[Saved data entries]
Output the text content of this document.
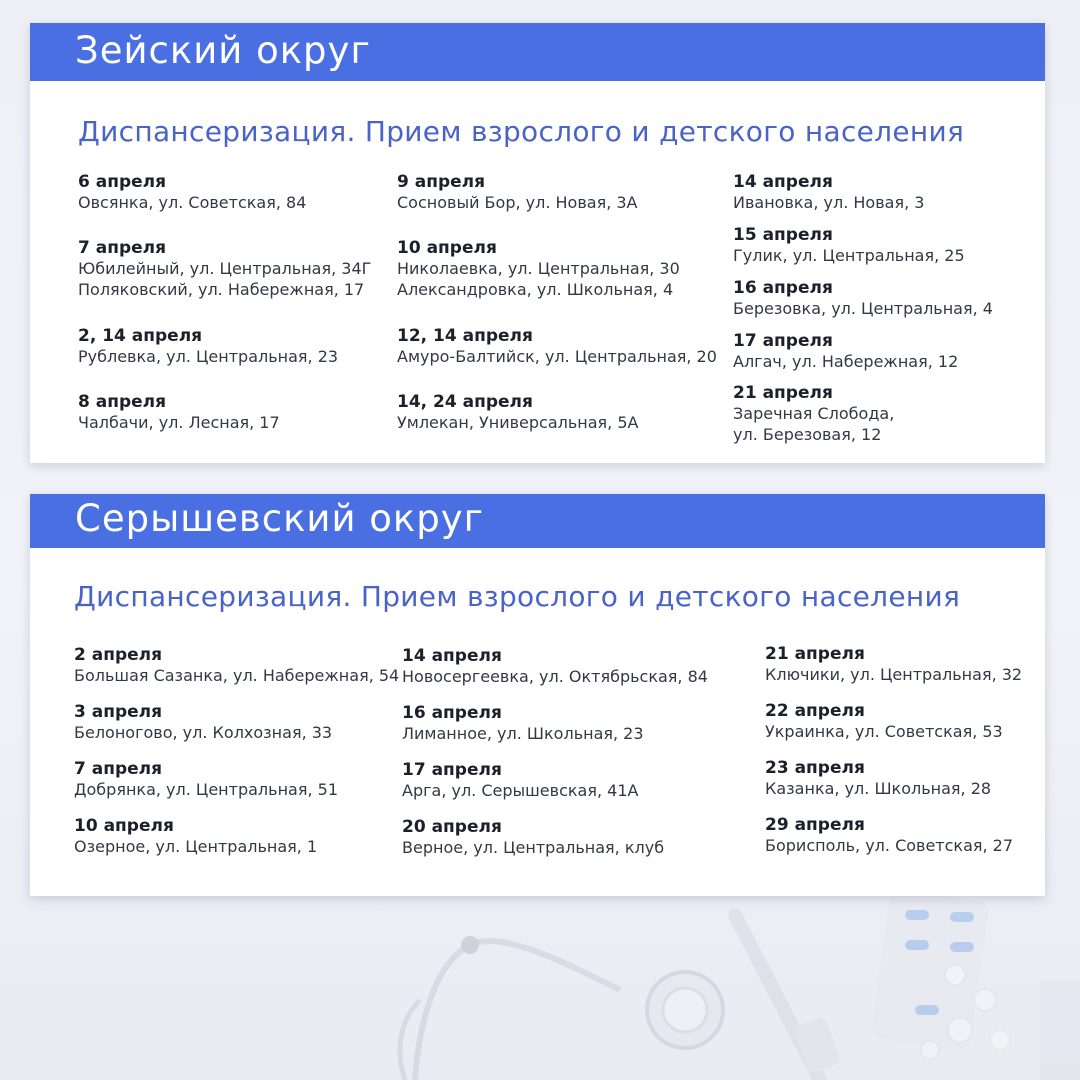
Зейский округ
Диспансеризация. Прием взрослого и детского населения
6 апреля
Овсянка, ул. Советская, 84
7 апреля
Юбилейный, ул. Центральная, 34Г
Поляковский, ул. Набережная, 17
2, 14 апреля
Рублевка, ул. Центральная, 23
8 апреля
Чалбачи, ул. Лесная, 17
9 апреля
Сосновый Бор, ул. Новая, 3А
10 апреля
Николаевка, ул. Центральная, 30
Александровка, ул. Школьная, 4
12, 14 апреля
Амуро-Балтийск, ул. Центральная, 20
14, 24 апреля
Умлекан, Универсальная, 5А
14 апреля
Ивановка, ул. Новая, 3
15 апреля
Гулик, ул. Центральная, 25
16 апреля
Березовка, ул. Центральная, 4
17 апреля
Алгач, ул. Набережная, 12
21 апреля
Заречная Слобода,
ул. Березовая, 12
Серышевский округ
Диспансеризация. Прием взрослого и детского населения
2 апреля
Большая Сазанка, ул. Набережная, 54
3 апреля
Белоногово, ул. Колхозная, 33
7 апреля
Добрянка, ул. Центральная, 51
10 апреля
Озерное, ул. Центральная, 1
14 апреля
Новосергеевка, ул. Октябрьская, 84
16 апреля
Лиманное, ул. Школьная, 23
17 апреля
Арга, ул. Серышевская, 41А
20 апреля
Верное, ул. Центральная, клуб
21 апреля
Ключики, ул. Центральная, 32
22 апреля
Украинка, ул. Советская, 53
23 апреля
Казанка, ул. Школьная, 28
29 апреля
Борисполь, ул. Советская, 27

- [Challenge]
Each entry should be repeated exactly as it appears; the pictures stay out.

- [Reply to the task]
Output the text content of this document.
Зейский округ
Диспансеризация. Прием взрослого и детского населения
6 апреля
Овсянка, ул. Советская, 84
7 апреля
Юбилейный, ул. Центральная, 34Г
Поляковский, ул. Набережная, 17
2, 14 апреля
Рублевка, ул. Центральная, 23
8 апреля
Чалбачи, ул. Лесная, 17
9 апреля
Сосновый Бор, ул. Новая, 3А
10 апреля
Николаевка, ул. Центральная, 30
Александровка, ул. Школьная, 4
12, 14 апреля
Амуро-Балтийск, ул. Центральная, 20
14, 24 апреля
Умлекан, Универсальная, 5А
14 апреля
Ивановка, ул. Новая, 3
15 апреля
Гулик, ул. Центральная, 25
16 апреля
Березовка, ул. Центральная, 4
17 апреля
Алгач, ул. Набережная, 12
21 апреля
Заречная Слобода,
ул. Березовая, 12
Серышевский округ
Диспансеризация. Прием взрослого и детского населения
2 апреля
Большая Сазанка, ул. Набережная, 54
3 апреля
Белоногово, ул. Колхозная, 33
7 апреля
Добрянка, ул. Центральная, 51
10 апреля
Озерное, ул. Центральная, 1
14 апреля
Новосергеевка, ул. Октябрьская, 84
16 апреля
Лиманное, ул. Школьная, 23
17 апреля
Арга, ул. Серышевская, 41А
20 апреля
Верное, ул. Центральная, клуб
21 апреля
Ключики, ул. Центральная, 32
22 апреля
Украинка, ул. Советская, 53
23 апреля
Казанка, ул. Школьная, 28
29 апреля
Борисполь, ул. Советская, 27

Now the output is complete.